**Your task**
Look through the lines and report how many include the word "that", giving nothing but the number.

**Data supplied**
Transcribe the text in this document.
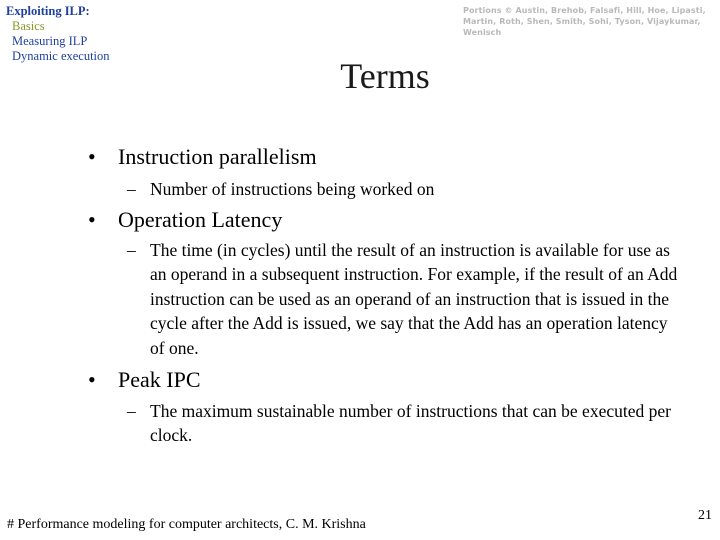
Exploiting ILP:
Basics
Measuring ILP
Dynamic execution
Portions © Austin, Brehob, Falsafi, Hill, Hoe, Lipasti, Martin, Roth, Shen, Smith, Sohi, Tyson, Vijaykumar, Wenisch
Terms
• Instruction parallelism
– Number of instructions being worked on
• Operation Latency
– The time (in cycles) until the result of an instruction is available for use as an operand in a subsequent instruction. For example, if the result of an Add instruction can be used as an operand of an instruction that is issued in the cycle after the Add is issued, we say that the Add has an operation latency of one.
• Peak IPC
– The maximum sustainable number of instructions that can be executed per clock.
# Performance modeling for computer architects, C. M. Krishna
21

**Exercise answer**
2